What is needed
Find the word "其乐融融" in the material below and gather every line that contains it.

______

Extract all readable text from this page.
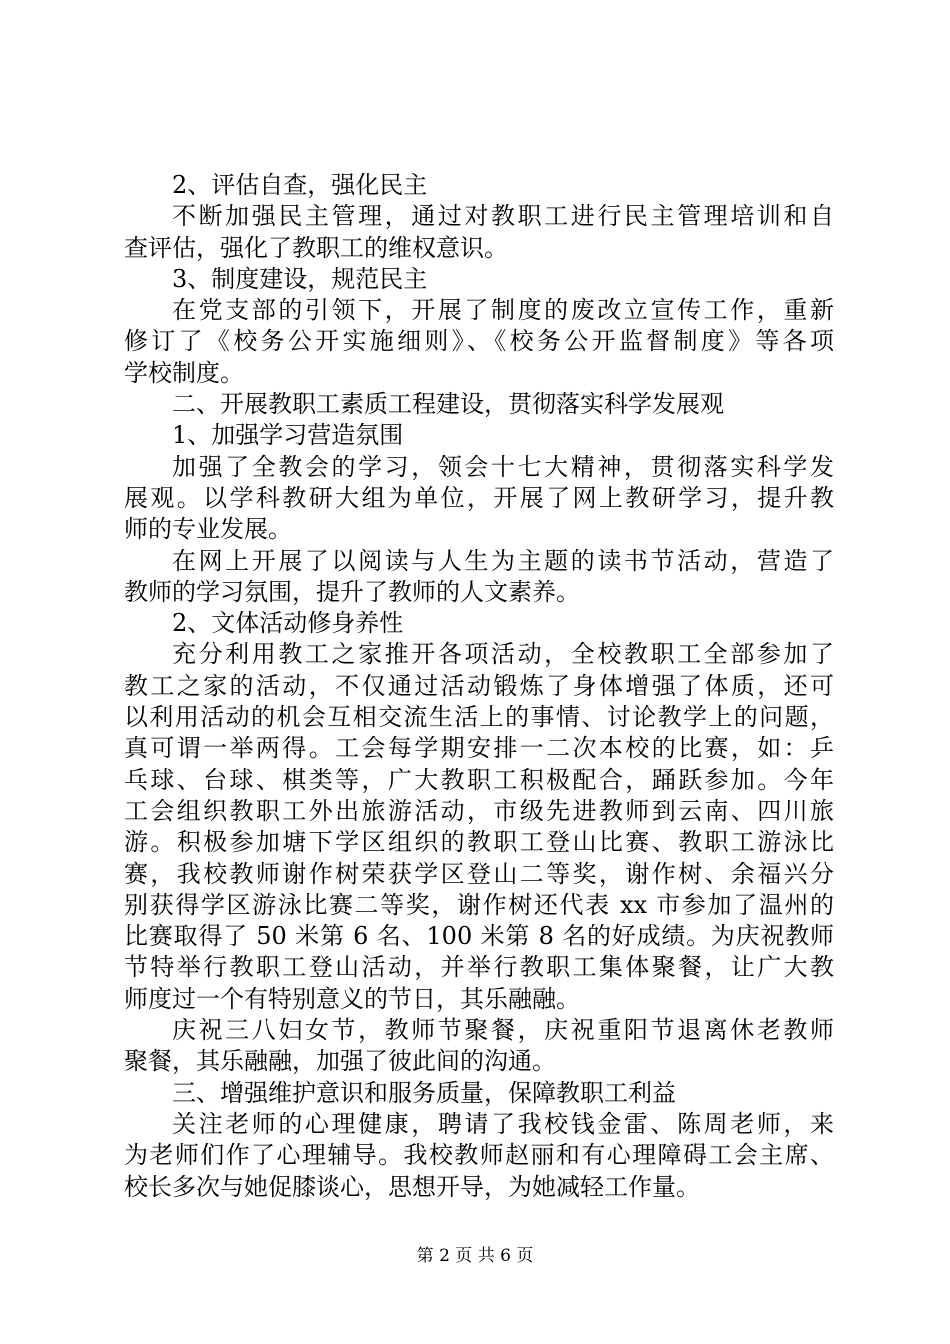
2、评估自查，强化民主
不断加强民主管理，通过对教职工进行民主管理培训和自
查评估，强化了教职工的维权意识。
3、制度建设，规范民主
在党支部的引领下，开展了制度的废改立宣传工作，重新
修订了《校务公开实施细则》、《校务公开监督制度》等各项
学校制度。
二、开展教职工素质工程建设，贯彻落实科学发展观
1、加强学习营造氛围
加强了全教会的学习，领会十七大精神，贯彻落实科学发
展观。以学科教研大组为单位，开展了网上教研学习，提升教
师的专业发展。
在网上开展了以阅读与人生为主题的读书节活动，营造了
教师的学习氛围，提升了教师的人文素养。
2、文体活动修身养性
充分利用教工之家推开各项活动，全校教职工全部参加了
教工之家的活动，不仅通过活动锻炼了身体增强了体质，还可
以利用活动的机会互相交流生活上的事情、讨论教学上的问题，
真可谓一举两得。工会每学期安排一二次本校的比赛，如：乒
乓球、台球、棋类等，广大教职工积极配合，踊跃参加。今年
工会组织教职工外出旅游活动，市级先进教师到云南、四川旅
游。积极参加塘下学区组织的教职工登山比赛、教职工游泳比
赛，我校教师谢作树荣获学区登山二等奖，谢作树、余福兴分
别获得学区游泳比赛二等奖，谢作树还代表 xx 市参加了温州的
比赛取得了 50 米第 6 名、100 米第 8 名的好成绩。为庆祝教师
节特举行教职工登山活动，并举行教职工集体聚餐，让广大教
师度过一个有特别意义的节日，其乐融融。
庆祝三八妇女节，教师节聚餐，庆祝重阳节退离休老教师
聚餐，其乐融融，加强了彼此间的沟通。
三、增强维护意识和服务质量，保障教职工利益
关注老师的心理健康，聘请了我校钱金雷、陈周老师，来
为老师们作了心理辅导。我校教师赵丽和有心理障碍工会主席、
校长多次与她促膝谈心，思想开导，为她减轻工作量。
第 2 页 共 6 页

______

Completed exercise
师度过一个有特别意义的节日，其乐融融。
聚餐，其乐融融，加强了彼此间的沟通。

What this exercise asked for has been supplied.